Present the data once more in exactly its original form.

******

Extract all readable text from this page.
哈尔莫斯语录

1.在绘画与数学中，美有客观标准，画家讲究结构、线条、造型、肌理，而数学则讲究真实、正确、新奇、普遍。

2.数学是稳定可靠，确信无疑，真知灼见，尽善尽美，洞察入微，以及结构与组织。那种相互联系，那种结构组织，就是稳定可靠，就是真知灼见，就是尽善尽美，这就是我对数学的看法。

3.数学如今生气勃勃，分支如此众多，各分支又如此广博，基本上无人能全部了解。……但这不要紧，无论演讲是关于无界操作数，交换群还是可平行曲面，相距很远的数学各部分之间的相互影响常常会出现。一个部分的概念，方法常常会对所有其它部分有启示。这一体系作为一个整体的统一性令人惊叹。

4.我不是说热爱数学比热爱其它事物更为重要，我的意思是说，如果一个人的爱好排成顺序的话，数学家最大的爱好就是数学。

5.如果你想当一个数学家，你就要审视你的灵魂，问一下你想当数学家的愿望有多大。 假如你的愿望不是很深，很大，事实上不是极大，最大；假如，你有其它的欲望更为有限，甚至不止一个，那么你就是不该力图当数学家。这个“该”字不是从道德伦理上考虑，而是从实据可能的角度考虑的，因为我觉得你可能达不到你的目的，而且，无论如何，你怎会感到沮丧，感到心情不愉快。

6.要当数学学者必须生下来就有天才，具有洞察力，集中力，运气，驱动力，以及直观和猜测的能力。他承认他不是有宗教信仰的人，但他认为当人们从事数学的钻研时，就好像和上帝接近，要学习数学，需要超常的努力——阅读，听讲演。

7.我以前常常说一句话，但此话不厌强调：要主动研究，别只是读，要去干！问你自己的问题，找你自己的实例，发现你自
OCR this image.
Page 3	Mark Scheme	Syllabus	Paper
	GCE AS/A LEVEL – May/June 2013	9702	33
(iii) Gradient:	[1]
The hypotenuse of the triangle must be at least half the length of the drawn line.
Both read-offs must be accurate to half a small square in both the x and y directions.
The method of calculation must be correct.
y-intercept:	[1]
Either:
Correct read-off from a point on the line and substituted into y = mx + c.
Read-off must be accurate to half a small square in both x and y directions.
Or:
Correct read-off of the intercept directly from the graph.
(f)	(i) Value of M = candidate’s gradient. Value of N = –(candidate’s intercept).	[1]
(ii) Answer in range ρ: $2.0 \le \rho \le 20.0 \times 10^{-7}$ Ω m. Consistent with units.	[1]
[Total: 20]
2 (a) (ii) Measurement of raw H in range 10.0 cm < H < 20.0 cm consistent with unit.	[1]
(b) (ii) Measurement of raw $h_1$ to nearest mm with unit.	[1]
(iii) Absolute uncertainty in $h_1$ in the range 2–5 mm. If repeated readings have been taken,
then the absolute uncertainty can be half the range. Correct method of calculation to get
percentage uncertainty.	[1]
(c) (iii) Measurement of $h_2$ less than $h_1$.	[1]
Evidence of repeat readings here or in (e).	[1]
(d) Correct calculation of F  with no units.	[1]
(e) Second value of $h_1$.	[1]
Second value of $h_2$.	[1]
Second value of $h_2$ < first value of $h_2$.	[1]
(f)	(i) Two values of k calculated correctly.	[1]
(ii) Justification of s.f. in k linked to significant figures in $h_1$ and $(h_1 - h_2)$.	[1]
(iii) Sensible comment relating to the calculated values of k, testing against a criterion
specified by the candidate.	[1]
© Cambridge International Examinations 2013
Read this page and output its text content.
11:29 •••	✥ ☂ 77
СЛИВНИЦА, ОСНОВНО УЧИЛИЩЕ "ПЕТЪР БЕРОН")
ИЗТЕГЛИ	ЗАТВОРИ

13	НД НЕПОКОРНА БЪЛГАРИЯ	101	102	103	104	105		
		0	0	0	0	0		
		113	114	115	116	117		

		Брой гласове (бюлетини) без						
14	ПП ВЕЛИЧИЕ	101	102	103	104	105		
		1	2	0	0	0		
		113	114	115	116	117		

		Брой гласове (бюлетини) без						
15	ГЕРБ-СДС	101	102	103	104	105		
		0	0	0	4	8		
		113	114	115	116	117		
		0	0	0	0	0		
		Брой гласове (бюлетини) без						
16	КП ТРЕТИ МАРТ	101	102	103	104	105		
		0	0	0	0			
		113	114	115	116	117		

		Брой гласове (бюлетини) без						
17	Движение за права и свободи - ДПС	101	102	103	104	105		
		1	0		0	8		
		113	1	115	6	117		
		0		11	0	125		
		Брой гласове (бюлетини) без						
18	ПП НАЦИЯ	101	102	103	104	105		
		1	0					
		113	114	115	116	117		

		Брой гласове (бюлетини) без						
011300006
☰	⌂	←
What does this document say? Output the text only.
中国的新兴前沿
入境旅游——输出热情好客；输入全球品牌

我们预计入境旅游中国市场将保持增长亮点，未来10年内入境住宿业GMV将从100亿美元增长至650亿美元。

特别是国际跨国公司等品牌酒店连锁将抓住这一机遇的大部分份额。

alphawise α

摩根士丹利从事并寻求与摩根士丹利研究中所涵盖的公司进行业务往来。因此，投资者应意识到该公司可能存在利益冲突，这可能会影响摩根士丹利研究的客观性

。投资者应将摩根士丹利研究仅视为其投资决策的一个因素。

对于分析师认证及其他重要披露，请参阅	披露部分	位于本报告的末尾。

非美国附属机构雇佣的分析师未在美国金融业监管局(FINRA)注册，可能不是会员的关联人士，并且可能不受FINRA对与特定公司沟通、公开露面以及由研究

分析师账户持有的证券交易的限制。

******

In response =
Extract all readable text from this page.
哈尔莫斯语录

1.在绘画与数学中，美有客观标准，画家讲究结构、线条、造型、肌理，而数学则讲究真实、正确、新奇、普遍。

2.数学是稳定可靠，确信无疑，真知灼见，尽善尽美，洞察入微，以及结构与组织。那种相互联系，那种结构组织，就是稳定可靠，就是真知灼见，就是尽善尽美，这就是我对数学的看法。

3.数学如今生气勃勃，分支如此众多，各分支又如此广博，基本上无人能全部了解。……但这不要紧，无论演讲是关于无界操作数，交换群还是可平行曲面，相距很远的数学各部分之间的相互影响常常会出现。一个部分的概念，方法常常会对所有其它部分有启示。这一体系作为一个整体的统一性令人惊叹。

4.我不是说热爱数学比热爱其它事物更为重要，我的意思是说，如果一个人的爱好排成顺序的话，数学家最大的爱好就是数学。

5.如果你想当一个数学家，你就要审视你的灵魂，问一下你想当数学家的愿望有多大。 假如你的愿望不是很深，很大，事实上不是极大，最大；假如，你有其它的欲望更为有限，甚至不止一个，那么你就是不该力图当数学家。这个“该”字不是从道德伦理上考虑，而是从实据可能的角度考虑的，因为我觉得你可能达不到你的目的，而且，无论如何，你怎会感到沮丧，感到心情不愉快。

6.要当数学学者必须生下来就有天才，具有洞察力，集中力，运气，驱动力，以及直观和猜测的能力。他承认他不是有宗教信仰的人，但他认为当人们从事数学的钻研时，就好像和上帝接近，要学习数学，需要超常的努力——阅读，听讲演。

7.我以前常常说一句话，但此话不厌强调：要主动研究，别只是读，要去干！问你自己的问题，找你自己的实例，发现你自
OCR this image.
Page 3	Mark Scheme	Syllabus	Paper
	GCE AS/A LEVEL – May/June 2013	9702	33
(iii) Gradient:	[1]
The hypotenuse of the triangle must be at least half the length of the drawn line.
Both read-offs must be accurate to half a small square in both the x and y directions.
The method of calculation must be correct.
y-intercept:	[1]
Either:
Correct read-off from a point on the line and substituted into y = mx + c.
Read-off must be accurate to half a small square in both x and y directions.
Or:
Correct read-off of the intercept directly from the graph.
(f)	(i) Value of M = candidate’s gradient. Value of N = –(candidate’s intercept).	[1]
(ii) Answer in range ρ: $2.0 \le \rho \le 20.0 \times 10^{-7}$ Ω m. Consistent with units.	[1]
[Total: 20]
2 (a) (ii) Measurement of raw H in range 10.0 cm < H < 20.0 cm consistent with unit.	[1]
(b) (ii) Measurement of raw $h_1$ to nearest mm with unit.	[1]
(iii) Absolute uncertainty in $h_1$ in the range 2–5 mm. If repeated readings have been taken,
then the absolute uncertainty can be half the range. Correct method of calculation to get
percentage uncertainty.	[1]
(c) (iii) Measurement of $h_2$ less than $h_1$.	[1]
Evidence of repeat readings here or in (e).	[1]
(d) Correct calculation of F  with no units.	[1]
(e) Second value of $h_1$.	[1]
Second value of $h_2$.	[1]
Second value of $h_2$ < first value of $h_2$.	[1]
(f)	(i) Two values of k calculated correctly.	[1]
(ii) Justification of s.f. in k linked to significant figures in $h_1$ and $(h_1 - h_2)$.	[1]
(iii) Sensible comment relating to the calculated values of k, testing against a criterion
specified by the candidate.	[1]
© Cambridge International Examinations 2013
Read this page and output its text content.
11:29 •••	✥ ☂ 77
СЛИВНИЦА, ОСНОВНО УЧИЛИЩЕ "ПЕТЪР БЕРОН")
ИЗТЕГЛИ	ЗАТВОРИ

13	НД НЕПОКОРНА БЪЛГАРИЯ	101	102	103	104	105		
		0	0	0	0	0		
		113	114	115	116	117		

		Брой гласове (бюлетини) без						
14	ПП ВЕЛИЧИЕ	101	102	103	104	105		
		1	2	0	0	0		
		113	114	115	116	117		

		Брой гласове (бюлетини) без						
15	ГЕРБ-СДС	101	102	103	104	105		
		0	0	0	4	8		
		113	114	115	116	117		
		0	0	0	0	0		
		Брой гласове (бюлетини) без						
16	КП ТРЕТИ МАРТ	101	102	103	104	105		
		0	0	0	0			
		113	114	115	116	117		

		Брой гласове (бюлетини) без						
17	Движение за права и свободи - ДПС	101	102	103	104	105		
		1	0		0	8		
		113	1	115	6	117		
		0		11	0	125		
		Брой гласове (бюлетини) без						
18	ПП НАЦИЯ	101	102	103	104	105		
		1	0					
		113	114	115	116	117		

		Брой гласове (бюлетини) без						
011300006
☰	⌂	←
What does this document say? Output the text only.
中国的新兴前沿
入境旅游——输出热情好客；输入全球品牌

我们预计入境旅游中国市场将保持增长亮点，未来10年内入境住宿业GMV将从100亿美元增长至650亿美元。

特别是国际跨国公司等品牌酒店连锁将抓住这一机遇的大部分份额。

alphawise α

摩根士丹利从事并寻求与摩根士丹利研究中所涵盖的公司进行业务往来。因此，投资者应意识到该公司可能存在利益冲突，这可能会影响摩根士丹利研究的客观性

。投资者应将摩根士丹利研究仅视为其投资决策的一个因素。

对于分析师认证及其他重要披露，请参阅	披露部分	位于本报告的末尾。

非美国附属机构雇佣的分析师未在美国金融业监管局(FINRA)注册，可能不是会员的关联人士，并且可能不受FINRA对与特定公司沟通、公开露面以及由研究

分析师账户持有的证券交易的限制。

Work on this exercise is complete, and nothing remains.